>> BEGIN RECORD SET

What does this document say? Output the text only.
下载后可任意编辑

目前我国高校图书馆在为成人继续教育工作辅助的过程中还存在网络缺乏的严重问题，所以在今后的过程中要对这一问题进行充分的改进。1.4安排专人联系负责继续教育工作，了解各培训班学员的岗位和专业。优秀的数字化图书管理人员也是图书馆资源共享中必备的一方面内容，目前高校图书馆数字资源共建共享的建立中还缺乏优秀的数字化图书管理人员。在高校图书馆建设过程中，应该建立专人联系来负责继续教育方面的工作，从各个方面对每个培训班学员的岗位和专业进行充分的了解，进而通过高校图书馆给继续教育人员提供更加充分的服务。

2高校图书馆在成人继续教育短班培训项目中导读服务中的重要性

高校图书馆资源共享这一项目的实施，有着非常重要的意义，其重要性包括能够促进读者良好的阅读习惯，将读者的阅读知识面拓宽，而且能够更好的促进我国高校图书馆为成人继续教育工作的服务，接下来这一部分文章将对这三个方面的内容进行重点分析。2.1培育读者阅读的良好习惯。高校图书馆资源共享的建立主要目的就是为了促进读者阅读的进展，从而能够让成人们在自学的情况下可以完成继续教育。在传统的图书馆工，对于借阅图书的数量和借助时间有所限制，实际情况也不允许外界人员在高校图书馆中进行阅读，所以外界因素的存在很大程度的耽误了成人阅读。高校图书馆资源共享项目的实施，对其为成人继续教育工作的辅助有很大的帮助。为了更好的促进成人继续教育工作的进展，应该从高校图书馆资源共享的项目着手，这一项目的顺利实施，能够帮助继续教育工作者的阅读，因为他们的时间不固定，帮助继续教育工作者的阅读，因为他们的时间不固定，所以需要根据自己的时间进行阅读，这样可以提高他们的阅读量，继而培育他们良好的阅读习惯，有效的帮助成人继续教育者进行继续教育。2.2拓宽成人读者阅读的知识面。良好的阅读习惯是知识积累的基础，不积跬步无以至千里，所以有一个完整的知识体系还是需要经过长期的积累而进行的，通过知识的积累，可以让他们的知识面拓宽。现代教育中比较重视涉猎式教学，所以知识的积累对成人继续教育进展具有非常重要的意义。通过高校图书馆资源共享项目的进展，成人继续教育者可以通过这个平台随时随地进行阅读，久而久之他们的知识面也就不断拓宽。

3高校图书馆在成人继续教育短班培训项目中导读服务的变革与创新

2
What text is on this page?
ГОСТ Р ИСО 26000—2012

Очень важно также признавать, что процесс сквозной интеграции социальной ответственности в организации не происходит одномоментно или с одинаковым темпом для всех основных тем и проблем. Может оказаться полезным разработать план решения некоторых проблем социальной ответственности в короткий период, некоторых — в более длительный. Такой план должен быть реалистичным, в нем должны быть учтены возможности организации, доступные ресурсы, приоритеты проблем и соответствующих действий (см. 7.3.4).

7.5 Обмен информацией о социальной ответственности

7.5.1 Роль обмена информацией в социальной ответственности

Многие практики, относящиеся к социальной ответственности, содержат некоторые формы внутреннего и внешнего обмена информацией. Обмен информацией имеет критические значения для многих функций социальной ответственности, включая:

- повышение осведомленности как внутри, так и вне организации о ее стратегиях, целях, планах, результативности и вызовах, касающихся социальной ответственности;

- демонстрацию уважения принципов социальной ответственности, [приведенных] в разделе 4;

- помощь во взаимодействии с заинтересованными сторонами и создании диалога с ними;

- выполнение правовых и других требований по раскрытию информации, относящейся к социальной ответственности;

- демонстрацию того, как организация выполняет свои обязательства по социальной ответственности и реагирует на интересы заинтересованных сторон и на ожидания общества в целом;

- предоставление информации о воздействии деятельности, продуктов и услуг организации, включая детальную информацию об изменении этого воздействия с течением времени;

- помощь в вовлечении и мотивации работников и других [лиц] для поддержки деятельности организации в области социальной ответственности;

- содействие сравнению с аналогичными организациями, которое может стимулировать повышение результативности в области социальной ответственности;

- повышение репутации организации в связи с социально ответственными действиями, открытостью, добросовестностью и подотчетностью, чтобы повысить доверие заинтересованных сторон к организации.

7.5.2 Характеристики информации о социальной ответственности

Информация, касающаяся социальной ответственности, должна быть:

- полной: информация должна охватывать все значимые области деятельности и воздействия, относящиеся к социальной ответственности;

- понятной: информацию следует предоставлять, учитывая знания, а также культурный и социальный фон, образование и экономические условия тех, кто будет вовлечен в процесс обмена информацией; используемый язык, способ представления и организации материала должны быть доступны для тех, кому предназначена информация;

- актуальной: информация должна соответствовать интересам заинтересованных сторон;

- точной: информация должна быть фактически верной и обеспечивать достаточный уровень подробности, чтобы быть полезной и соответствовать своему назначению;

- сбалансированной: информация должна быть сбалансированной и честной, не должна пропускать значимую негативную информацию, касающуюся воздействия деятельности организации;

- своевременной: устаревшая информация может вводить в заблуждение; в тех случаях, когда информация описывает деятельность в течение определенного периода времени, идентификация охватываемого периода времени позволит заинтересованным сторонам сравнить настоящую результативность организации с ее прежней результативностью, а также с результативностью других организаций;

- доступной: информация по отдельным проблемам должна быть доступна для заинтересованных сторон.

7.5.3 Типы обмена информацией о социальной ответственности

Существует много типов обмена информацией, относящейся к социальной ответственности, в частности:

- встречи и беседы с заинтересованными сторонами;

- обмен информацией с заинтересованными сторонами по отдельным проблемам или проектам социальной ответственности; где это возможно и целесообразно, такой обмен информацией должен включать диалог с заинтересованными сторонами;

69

>> END RECORD SET

▶ _AIM_: Reproduce each line from the records that contains the word "чтобы".

▶ _OUTPUT BELOW_:
- повышение репутации организации в связи с социально ответственными действиями, открытостью, добросовестностью и подотчетностью, чтобы повысить доверие заинтересованных сторон к организации.
- точной: информация должна быть фактически верной и обеспечивать достаточный уровень подробности, чтобы быть полезной и соответствовать своему назначению;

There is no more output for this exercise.